DIRECTIONS: Give the count of lines that include the string "facut". Add nothing to it.

SUPPLIED MATERIAL:
[start]

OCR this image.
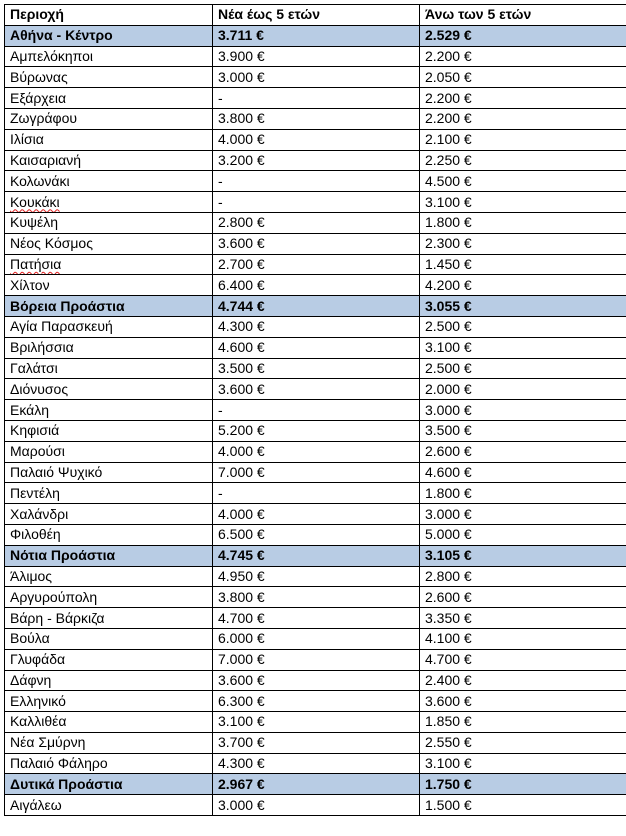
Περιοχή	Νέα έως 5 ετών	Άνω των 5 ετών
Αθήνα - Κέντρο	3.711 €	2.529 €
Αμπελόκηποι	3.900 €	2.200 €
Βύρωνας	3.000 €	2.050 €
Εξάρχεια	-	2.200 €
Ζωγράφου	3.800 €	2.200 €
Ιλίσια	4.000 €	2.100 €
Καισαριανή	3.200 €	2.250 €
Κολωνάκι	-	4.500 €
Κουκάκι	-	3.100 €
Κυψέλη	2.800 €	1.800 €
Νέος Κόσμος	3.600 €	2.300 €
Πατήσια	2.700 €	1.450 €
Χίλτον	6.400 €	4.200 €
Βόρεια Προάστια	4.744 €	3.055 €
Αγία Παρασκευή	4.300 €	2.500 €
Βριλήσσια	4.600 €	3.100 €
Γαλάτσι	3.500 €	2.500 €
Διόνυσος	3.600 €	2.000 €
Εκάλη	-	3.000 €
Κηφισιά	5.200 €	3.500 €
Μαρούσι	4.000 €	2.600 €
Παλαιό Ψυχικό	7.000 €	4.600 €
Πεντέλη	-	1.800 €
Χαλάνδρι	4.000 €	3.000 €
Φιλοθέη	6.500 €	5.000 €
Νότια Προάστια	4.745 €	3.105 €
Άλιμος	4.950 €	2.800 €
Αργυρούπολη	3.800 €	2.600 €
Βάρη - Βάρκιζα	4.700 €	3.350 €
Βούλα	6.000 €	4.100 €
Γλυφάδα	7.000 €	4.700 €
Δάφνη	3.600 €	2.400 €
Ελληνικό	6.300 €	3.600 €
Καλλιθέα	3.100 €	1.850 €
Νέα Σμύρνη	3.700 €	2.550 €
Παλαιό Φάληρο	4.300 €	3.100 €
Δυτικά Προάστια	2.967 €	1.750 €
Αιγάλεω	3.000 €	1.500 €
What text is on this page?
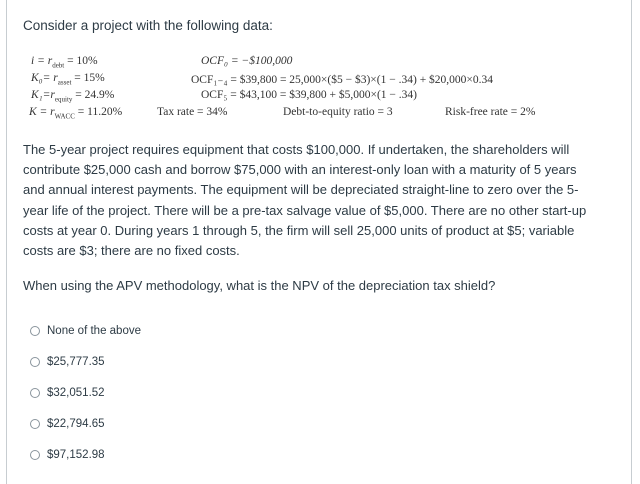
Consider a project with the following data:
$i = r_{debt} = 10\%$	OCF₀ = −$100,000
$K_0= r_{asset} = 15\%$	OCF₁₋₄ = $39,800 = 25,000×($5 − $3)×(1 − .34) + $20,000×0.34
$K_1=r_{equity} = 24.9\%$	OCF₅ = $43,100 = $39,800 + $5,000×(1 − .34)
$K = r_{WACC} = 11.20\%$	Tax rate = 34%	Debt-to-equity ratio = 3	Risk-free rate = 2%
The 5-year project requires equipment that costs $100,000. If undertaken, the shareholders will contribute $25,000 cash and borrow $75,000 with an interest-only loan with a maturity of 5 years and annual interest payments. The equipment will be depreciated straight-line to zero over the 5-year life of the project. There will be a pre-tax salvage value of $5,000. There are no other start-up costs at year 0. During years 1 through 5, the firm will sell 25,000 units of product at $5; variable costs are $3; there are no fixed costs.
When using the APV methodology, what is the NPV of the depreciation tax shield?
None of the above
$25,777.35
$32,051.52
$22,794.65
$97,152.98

[end]
[start]

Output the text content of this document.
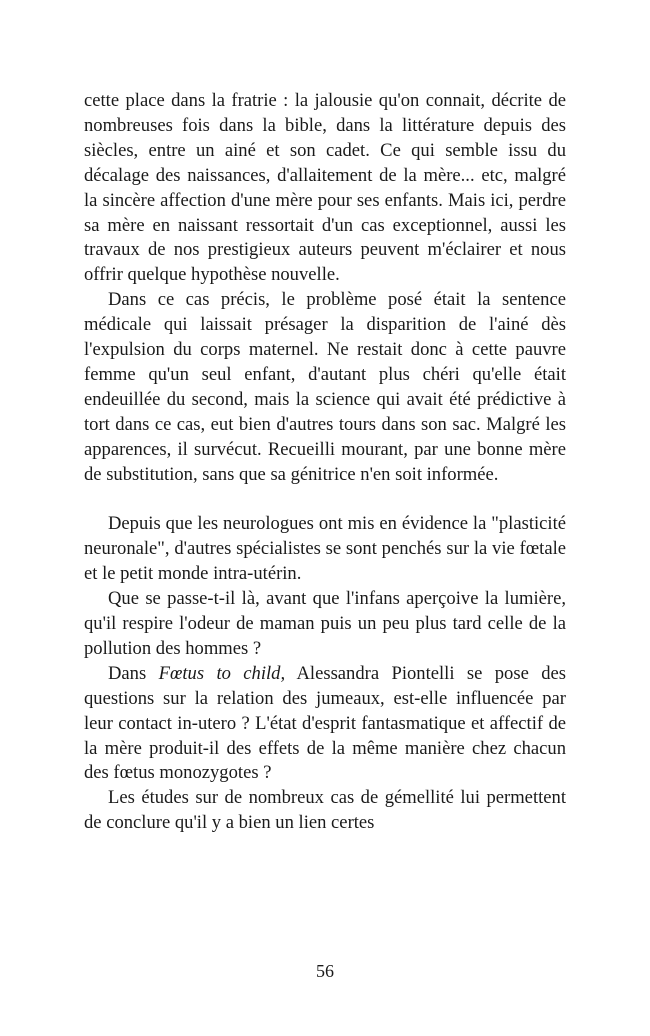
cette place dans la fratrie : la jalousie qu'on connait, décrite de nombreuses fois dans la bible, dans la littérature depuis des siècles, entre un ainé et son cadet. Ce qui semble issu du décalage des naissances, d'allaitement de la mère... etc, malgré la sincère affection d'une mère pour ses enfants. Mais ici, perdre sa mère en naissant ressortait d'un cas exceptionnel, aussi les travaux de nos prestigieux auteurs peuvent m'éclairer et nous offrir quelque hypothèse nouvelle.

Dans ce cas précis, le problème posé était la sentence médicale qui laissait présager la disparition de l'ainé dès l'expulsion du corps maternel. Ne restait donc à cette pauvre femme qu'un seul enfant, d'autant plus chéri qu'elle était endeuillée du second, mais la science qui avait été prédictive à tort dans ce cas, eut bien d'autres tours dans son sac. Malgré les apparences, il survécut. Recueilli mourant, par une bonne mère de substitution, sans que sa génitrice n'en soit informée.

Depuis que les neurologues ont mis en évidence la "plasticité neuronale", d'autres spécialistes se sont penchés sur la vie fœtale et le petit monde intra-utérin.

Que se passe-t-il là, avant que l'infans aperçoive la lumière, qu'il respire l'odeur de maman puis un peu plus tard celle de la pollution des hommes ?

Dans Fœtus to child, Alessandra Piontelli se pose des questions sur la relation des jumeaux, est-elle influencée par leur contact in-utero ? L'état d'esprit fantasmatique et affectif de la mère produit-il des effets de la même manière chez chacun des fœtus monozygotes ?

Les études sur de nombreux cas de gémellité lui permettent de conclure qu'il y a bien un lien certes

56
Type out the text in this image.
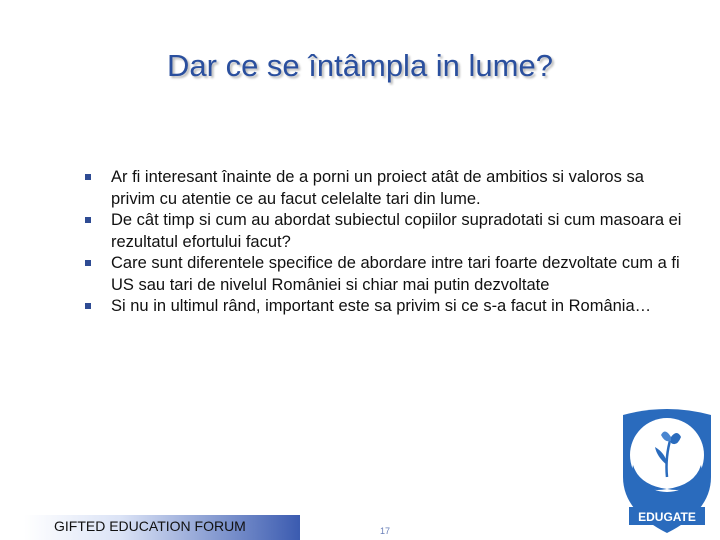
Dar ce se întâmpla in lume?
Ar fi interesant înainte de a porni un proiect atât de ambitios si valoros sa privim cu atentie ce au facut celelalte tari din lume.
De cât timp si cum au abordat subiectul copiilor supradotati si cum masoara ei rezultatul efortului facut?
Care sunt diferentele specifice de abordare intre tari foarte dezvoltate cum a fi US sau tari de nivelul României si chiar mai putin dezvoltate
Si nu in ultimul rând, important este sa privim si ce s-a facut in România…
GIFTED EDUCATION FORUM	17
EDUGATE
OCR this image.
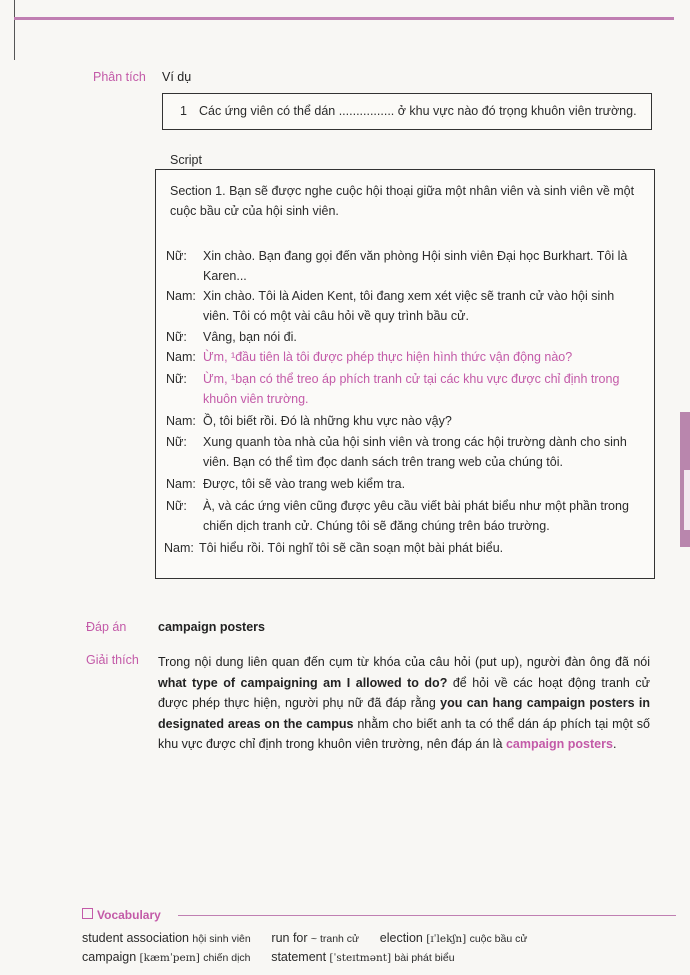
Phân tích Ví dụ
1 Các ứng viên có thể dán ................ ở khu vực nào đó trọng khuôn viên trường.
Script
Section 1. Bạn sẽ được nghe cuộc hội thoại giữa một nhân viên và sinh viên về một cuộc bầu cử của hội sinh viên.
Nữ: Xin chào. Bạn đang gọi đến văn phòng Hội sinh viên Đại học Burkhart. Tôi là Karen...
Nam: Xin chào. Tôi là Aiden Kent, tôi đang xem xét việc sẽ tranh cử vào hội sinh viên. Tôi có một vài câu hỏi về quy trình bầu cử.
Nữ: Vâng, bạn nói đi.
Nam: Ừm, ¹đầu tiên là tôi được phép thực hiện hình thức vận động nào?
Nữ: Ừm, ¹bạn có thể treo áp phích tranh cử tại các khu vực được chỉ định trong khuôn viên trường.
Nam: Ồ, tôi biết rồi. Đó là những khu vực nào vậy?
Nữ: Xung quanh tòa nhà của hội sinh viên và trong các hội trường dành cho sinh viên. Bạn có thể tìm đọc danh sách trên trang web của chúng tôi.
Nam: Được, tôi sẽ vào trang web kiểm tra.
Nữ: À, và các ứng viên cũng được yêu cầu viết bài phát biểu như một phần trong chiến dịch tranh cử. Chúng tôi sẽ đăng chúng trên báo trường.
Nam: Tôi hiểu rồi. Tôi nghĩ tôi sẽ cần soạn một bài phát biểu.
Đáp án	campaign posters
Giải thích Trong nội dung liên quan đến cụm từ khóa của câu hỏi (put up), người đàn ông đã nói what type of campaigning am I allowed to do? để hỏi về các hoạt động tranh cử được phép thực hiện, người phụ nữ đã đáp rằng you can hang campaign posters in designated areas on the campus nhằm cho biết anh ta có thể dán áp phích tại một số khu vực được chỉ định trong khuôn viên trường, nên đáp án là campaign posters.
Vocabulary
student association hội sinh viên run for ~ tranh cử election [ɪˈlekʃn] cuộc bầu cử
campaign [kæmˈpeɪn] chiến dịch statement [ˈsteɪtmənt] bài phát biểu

[end]

RESULT OF THE EXERCISE: 3